» **Dataset excerpt**
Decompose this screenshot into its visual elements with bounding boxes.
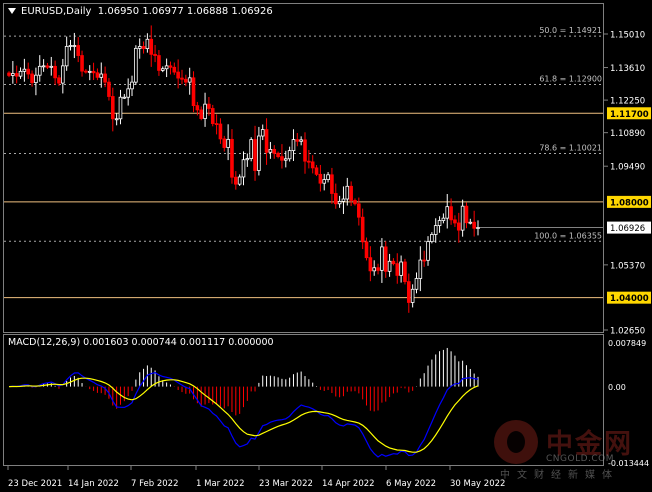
price-axis-label: 1.15010: [610, 31, 645, 41]
level-price-tag-text: 1.11700: [610, 110, 649, 120]
chart-header: EURUSD,Daily 1.06950 1.06977 1.06888 1.0…: [8, 6, 273, 17]
time-axis-label: 30 May 2022: [450, 479, 505, 489]
current-price-tag-text: 1.06926: [610, 224, 645, 234]
level-price-tag-text: 1.08000: [610, 198, 649, 208]
macd-panel-border: [3, 334, 604, 466]
time-axis-label: 6 May 2022: [386, 479, 436, 489]
symbol-label: EURUSD,Daily: [21, 6, 92, 17]
macd-axis-label: 0.007849: [608, 339, 646, 348]
macd-title: MACD(12,26,9) 0.001603 0.000744 0.001117…: [8, 337, 274, 348]
time-axis-label: 14 Apr 2022: [322, 479, 375, 489]
time-axis-label: 23 Dec 2021: [8, 479, 62, 489]
time-axis-label: 23 Mar 2022: [259, 479, 313, 489]
price-axis-label: 1.02650: [610, 327, 645, 337]
time-axis-label: 7 Feb 2022: [131, 479, 179, 489]
price-axis-label: 1.05370: [610, 261, 645, 271]
ohlc-values: 1.06950 1.06977 1.06888 1.06926: [97, 6, 273, 17]
main-panel-border: [3, 3, 604, 333]
chart-window[interactable]: 50.0 = 1.14921 61.8 = 1.12900 78.6 = 1.100…: [0, 0, 652, 492]
price-axis-label: 1.13610: [610, 64, 645, 74]
macd-axis-label: 0.00: [608, 383, 626, 392]
level-price-tag-text: 1.04000: [610, 294, 649, 304]
price-axis-label: 1.10890: [610, 129, 645, 139]
price-axis-label: 1.09490: [610, 163, 645, 173]
dropdown-triangle-icon[interactable]: [8, 8, 16, 14]
time-axis-label: 14 Jan 2022: [68, 479, 119, 489]
macd-axis-label: -0.013444: [608, 459, 649, 468]
price-axis-label: 1.12250: [610, 97, 645, 107]
time-axis-label: 1 Mar 2022: [196, 479, 244, 489]
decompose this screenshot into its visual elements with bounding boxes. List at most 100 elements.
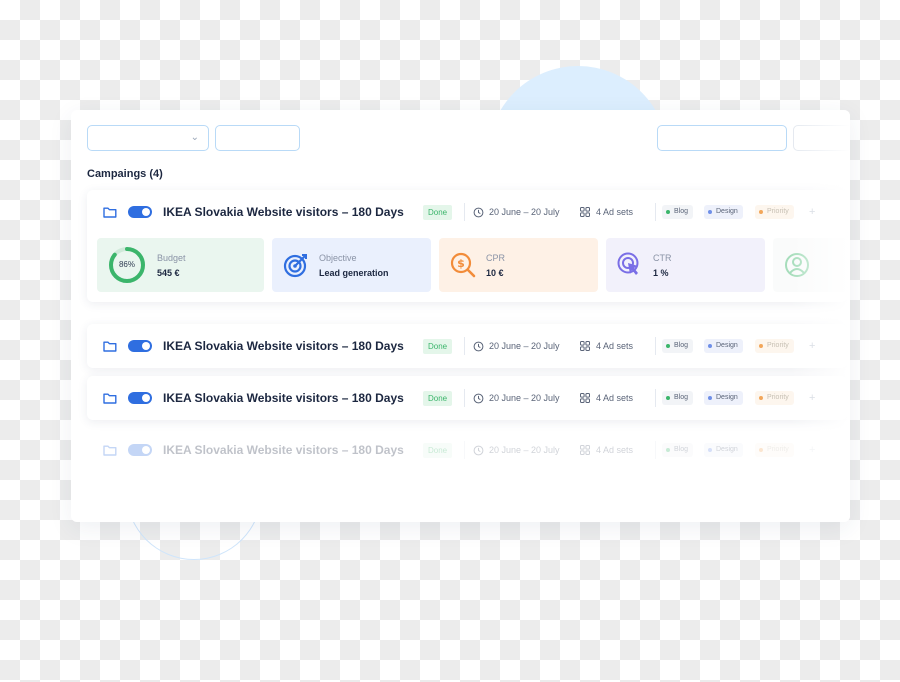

» **PROMPT**
Turn every line of the records above into a Markdown table with the columns "Row" and "Line," numbering each row and skipping blank lines. Leave the pictures out of the table.

» **RESPONSE BELOW**
| Row | Line |
|---|---|
| 1 | Decompose this screenshot into its visual elements with bounding boxes. |
| 2 | price-axis-label: 1.15010: [610, 31, 645, 41] |
| 3 | level-price-tag-text: 1.11700: [610, 110, 649, 120] |
| 4 | chart-header: EURUSD,Daily 1.06950 1.06977 1.06888 1.0…: [8, 6, 273, 17] |
| 5 | time-axis-label: 30 May 2022: [450, 479, 505, 489] |
| 6 | current-price-tag-text: 1.06926: [610, 224, 645, 234] |
| 7 | level-price-tag-text: 1.08000: [610, 198, 649, 208] |
| 8 | macd-panel-border: [3, 334, 604, 466] |
| 9 | time-axis-label: 6 May 2022: [386, 479, 436, 489] |
| 10 | symbol-label: EURUSD,Daily: [21, 6, 92, 17] |
| 11 | macd-axis-label: 0.007849: [608, 339, 646, 348] |
| 12 | macd-title: MACD(12,26,9) 0.001603 0.000744 0.001117…: [8, 337, 274, 348] |
| 13 | time-axis-label: 14 Apr 2022: [322, 479, 375, 489] |
| 14 | time-axis-label: 23 Dec 2021: [8, 479, 62, 489] |
| 15 | time-axis-label: 23 Mar 2022: [259, 479, 313, 489] |
| 16 | price-axis-label: 1.02650: [610, 327, 645, 337] |
| 17 | time-axis-label: 7 Feb 2022: [131, 479, 179, 489] |
| 18 | price-axis-label: 1.05370: [610, 261, 645, 271] |
| 19 | ohlc-values: 1.06950 1.06977 1.06888 1.06926: [97, 6, 273, 17] |
| 20 | main-panel-border: [3, 3, 604, 333] |
| 21 | chart-window[interactable]: 50.0 = 1.14921 61.8 = 1.12900 78.6 = 1.100…: [0, 0, 652, 492] |
| 22 | price-axis-label: 1.13610: [610, 64, 645, 74] |
| 23 | macd-axis-label: 0.00: [608, 383, 626, 392] |
| 24 | level-price-tag-text: 1.04000: [610, 294, 649, 304] |
| 25 | price-axis-label: 1.10890: [610, 129, 645, 139] |
| 26 | price-axis-label: 1.09490: [610, 163, 645, 173] |
| 27 | dropdown-triangle-icon[interactable]: [8, 8, 16, 14] |
| 28 | time-axis-label: 14 Jan 2022: [68, 479, 119, 489] |
| 29 | macd-axis-label: -0.013444: [608, 459, 649, 468] |
| 30 | price-axis-label: 1.12250: [610, 97, 645, 107] |
| 31 | time-axis-label: 1 Mar 2022: [196, 479, 244, 489] |
| 32 | decompose this screenshot into its visual elements with bounding boxes. List at most 100 elements. |